» **Short exercise**:
Copy the records that follow exactly as written, but not their pictures.

[Stored records]
----------------------------------------

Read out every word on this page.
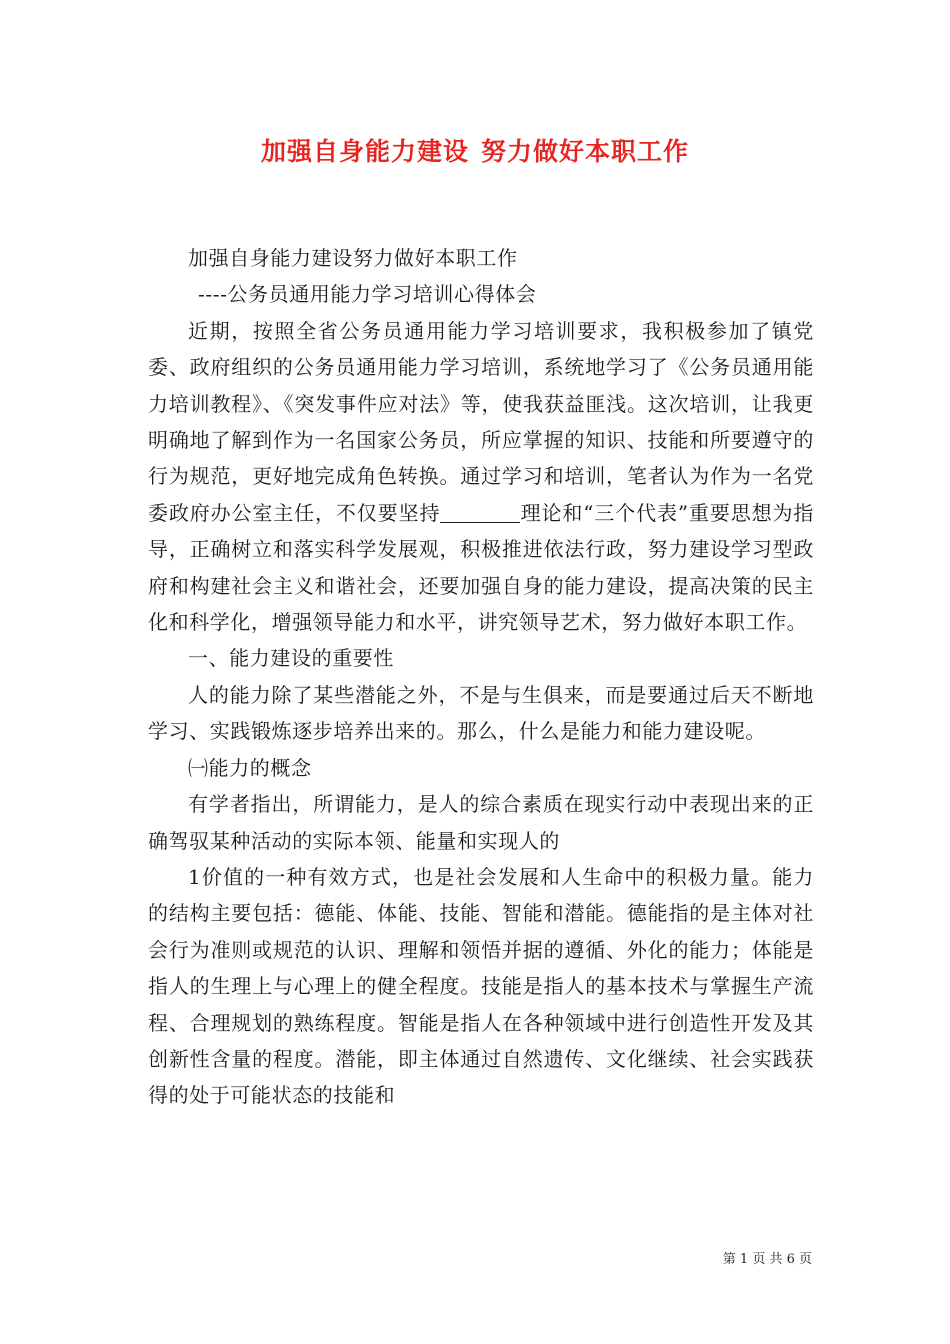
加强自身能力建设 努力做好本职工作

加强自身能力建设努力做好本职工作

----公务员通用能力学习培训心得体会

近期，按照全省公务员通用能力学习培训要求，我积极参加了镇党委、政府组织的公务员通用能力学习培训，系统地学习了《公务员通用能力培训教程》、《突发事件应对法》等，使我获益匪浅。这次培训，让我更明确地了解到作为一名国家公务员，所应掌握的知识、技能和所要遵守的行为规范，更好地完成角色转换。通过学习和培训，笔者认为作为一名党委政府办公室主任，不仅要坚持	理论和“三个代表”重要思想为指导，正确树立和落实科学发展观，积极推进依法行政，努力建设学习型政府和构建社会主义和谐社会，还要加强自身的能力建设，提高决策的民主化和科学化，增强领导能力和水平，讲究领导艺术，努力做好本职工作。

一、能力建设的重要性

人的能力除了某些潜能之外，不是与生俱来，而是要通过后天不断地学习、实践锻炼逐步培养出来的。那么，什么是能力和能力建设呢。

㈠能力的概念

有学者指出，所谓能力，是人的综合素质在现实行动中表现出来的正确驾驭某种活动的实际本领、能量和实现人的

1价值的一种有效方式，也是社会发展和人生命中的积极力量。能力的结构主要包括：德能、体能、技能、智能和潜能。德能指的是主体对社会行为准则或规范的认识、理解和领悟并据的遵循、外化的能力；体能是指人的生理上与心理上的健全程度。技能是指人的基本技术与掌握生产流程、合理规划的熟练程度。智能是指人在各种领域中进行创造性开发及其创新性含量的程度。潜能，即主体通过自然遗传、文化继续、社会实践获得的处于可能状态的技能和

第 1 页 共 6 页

----------------------------------------

» **Right answer**:
Read out every word on this page.
加强自身能力建设 努力做好本职工作

加强自身能力建设努力做好本职工作

----公务员通用能力学习培训心得体会

近期，按照全省公务员通用能力学习培训要求，我积极参加了镇党委、政府组织的公务员通用能力学习培训，系统地学习了《公务员通用能力培训教程》、《突发事件应对法》等，使我获益匪浅。这次培训，让我更明确地了解到作为一名国家公务员，所应掌握的知识、技能和所要遵守的行为规范，更好地完成角色转换。通过学习和培训，笔者认为作为一名党委政府办公室主任，不仅要坚持	理论和“三个代表”重要思想为指导，正确树立和落实科学发展观，积极推进依法行政，努力建设学习型政府和构建社会主义和谐社会，还要加强自身的能力建设，提高决策的民主化和科学化，增强领导能力和水平，讲究领导艺术，努力做好本职工作。

一、能力建设的重要性

人的能力除了某些潜能之外，不是与生俱来，而是要通过后天不断地学习、实践锻炼逐步培养出来的。那么，什么是能力和能力建设呢。

㈠能力的概念

有学者指出，所谓能力，是人的综合素质在现实行动中表现出来的正确驾驭某种活动的实际本领、能量和实现人的

1价值的一种有效方式，也是社会发展和人生命中的积极力量。能力的结构主要包括：德能、体能、技能、智能和潜能。德能指的是主体对社会行为准则或规范的认识、理解和领悟并据的遵循、外化的能力；体能是指人的生理上与心理上的健全程度。技能是指人的基本技术与掌握生产流程、合理规划的熟练程度。智能是指人在各种领域中进行创造性开发及其创新性含量的程度。潜能，即主体通过自然遗传、文化继续、社会实践获得的处于可能状态的技能和

第 1 页 共 6 页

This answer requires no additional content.